** START Supplied records **

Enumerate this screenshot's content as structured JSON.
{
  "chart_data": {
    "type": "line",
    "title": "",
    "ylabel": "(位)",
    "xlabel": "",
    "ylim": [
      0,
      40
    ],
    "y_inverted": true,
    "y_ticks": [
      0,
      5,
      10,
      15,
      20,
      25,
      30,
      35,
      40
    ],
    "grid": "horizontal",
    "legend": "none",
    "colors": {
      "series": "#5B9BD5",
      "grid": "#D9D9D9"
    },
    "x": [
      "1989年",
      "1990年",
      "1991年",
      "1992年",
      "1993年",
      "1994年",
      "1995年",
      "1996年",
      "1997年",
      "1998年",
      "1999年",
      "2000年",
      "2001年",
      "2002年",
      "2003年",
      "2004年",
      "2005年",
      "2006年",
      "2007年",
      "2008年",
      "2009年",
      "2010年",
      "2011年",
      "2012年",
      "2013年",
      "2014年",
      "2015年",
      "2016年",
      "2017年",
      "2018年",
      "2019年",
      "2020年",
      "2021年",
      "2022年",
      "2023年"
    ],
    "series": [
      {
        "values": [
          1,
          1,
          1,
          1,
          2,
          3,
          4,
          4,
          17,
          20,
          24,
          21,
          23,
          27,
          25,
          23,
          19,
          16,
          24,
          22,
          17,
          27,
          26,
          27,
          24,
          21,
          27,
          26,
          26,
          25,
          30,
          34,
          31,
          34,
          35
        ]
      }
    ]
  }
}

** END Supplied records **

● Written instruction
Transcribe every line of the data, exactly as it stands.

● Exercise solution
Enumerate this screenshot's content as structured JSON.
{
  "chart_data": {
    "type": "line",
    "title": "",
    "ylabel": "(位)",
    "xlabel": "",
    "ylim": [
      0,
      40
    ],
    "y_inverted": true,
    "y_ticks": [
      0,
      5,
      10,
      15,
      20,
      25,
      30,
      35,
      40
    ],
    "grid": "horizontal",
    "legend": "none",
    "colors": {
      "series": "#5B9BD5",
      "grid": "#D9D9D9"
    },
    "x": [
      "1989年",
      "1990年",
      "1991年",
      "1992年",
      "1993年",
      "1994年",
      "1995年",
      "1996年",
      "1997年",
      "1998年",
      "1999年",
      "2000年",
      "2001年",
      "2002年",
      "2003年",
      "2004年",
      "2005年",
      "2006年",
      "2007年",
      "2008年",
      "2009年",
      "2010年",
      "2011年",
      "2012年",
      "2013年",
      "2014年",
      "2015年",
      "2016年",
      "2017年",
      "2018年",
      "2019年",
      "2020年",
      "2021年",
      "2022年",
      "2023年"
    ],
    "series": [
      {
        "values": [
          1,
          1,
          1,
          1,
          2,
          3,
          4,
          4,
          17,
          20,
          24,
          21,
          23,
          27,
          25,
          23,
          19,
          16,
          24,
          22,
          17,
          27,
          26,
          27,
          24,
          21,
          27,
          26,
          26,
          25,
          30,
          34,
          31,
          34,
          35
        ]
      }
    ]
  }
}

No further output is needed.